- _STATED GOAL_: Reproduce each record exactly.

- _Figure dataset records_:

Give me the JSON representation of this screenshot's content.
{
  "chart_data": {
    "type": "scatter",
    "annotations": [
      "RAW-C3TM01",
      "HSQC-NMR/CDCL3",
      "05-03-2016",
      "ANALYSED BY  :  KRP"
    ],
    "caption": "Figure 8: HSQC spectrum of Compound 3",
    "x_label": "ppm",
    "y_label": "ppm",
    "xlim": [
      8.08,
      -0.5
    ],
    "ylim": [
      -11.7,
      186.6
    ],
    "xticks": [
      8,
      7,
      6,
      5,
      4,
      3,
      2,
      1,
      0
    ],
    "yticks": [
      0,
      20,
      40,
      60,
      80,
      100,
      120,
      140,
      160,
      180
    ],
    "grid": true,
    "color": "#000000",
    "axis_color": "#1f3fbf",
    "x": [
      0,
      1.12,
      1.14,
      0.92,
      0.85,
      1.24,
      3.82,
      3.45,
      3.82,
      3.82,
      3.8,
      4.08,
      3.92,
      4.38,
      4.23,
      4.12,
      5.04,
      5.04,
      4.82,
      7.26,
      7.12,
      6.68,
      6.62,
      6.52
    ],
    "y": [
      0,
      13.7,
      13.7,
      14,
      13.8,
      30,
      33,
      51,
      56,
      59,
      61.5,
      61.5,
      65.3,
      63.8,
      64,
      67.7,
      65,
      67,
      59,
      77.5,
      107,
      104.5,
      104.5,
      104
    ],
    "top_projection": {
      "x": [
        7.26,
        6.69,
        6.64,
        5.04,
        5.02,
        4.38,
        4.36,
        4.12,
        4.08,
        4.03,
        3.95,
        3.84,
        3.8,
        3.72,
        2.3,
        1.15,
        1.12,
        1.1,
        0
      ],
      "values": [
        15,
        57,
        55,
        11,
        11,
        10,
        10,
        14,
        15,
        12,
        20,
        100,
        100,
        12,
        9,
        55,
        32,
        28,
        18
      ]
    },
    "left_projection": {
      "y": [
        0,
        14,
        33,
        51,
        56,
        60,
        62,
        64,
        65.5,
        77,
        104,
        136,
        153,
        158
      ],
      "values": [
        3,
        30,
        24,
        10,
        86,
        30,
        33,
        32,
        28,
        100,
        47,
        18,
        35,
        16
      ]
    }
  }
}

- _TASK SOLUTION_:
Give me the JSON representation of this screenshot's content.
{
  "chart_data": {
    "type": "scatter",
    "annotations": [
      "RAW-C3TM01",
      "HSQC-NMR/CDCL3",
      "05-03-2016",
      "ANALYSED BY  :  KRP"
    ],
    "caption": "Figure 8: HSQC spectrum of Compound 3",
    "x_label": "ppm",
    "y_label": "ppm",
    "xlim": [
      8.08,
      -0.5
    ],
    "ylim": [
      -11.7,
      186.6
    ],
    "xticks": [
      8,
      7,
      6,
      5,
      4,
      3,
      2,
      1,
      0
    ],
    "yticks": [
      0,
      20,
      40,
      60,
      80,
      100,
      120,
      140,
      160,
      180
    ],
    "grid": true,
    "color": "#000000",
    "axis_color": "#1f3fbf",
    "x": [
      0,
      1.12,
      1.14,
      0.92,
      0.85,
      1.24,
      3.82,
      3.45,
      3.82,
      3.82,
      3.8,
      4.08,
      3.92,
      4.38,
      4.23,
      4.12,
      5.04,
      5.04,
      4.82,
      7.26,
      7.12,
      6.68,
      6.62,
      6.52
    ],
    "y": [
      0,
      13.7,
      13.7,
      14,
      13.8,
      30,
      33,
      51,
      56,
      59,
      61.5,
      61.5,
      65.3,
      63.8,
      64,
      67.7,
      65,
      67,
      59,
      77.5,
      107,
      104.5,
      104.5,
      104
    ],
    "top_projection": {
      "x": [
        7.26,
        6.69,
        6.64,
        5.04,
        5.02,
        4.38,
        4.36,
        4.12,
        4.08,
        4.03,
        3.95,
        3.84,
        3.8,
        3.72,
        2.3,
        1.15,
        1.12,
        1.1,
        0
      ],
      "values": [
        15,
        57,
        55,
        11,
        11,
        10,
        10,
        14,
        15,
        12,
        20,
        100,
        100,
        12,
        9,
        55,
        32,
        28,
        18
      ]
    },
    "left_projection": {
      "y": [
        0,
        14,
        33,
        51,
        56,
        60,
        62,
        64,
        65.5,
        77,
        104,
        136,
        153,
        158
      ],
      "values": [
        3,
        30,
        24,
        10,
        86,
        30,
        33,
        32,
        28,
        100,
        47,
        18,
        35,
        16
      ]
    }
  }
}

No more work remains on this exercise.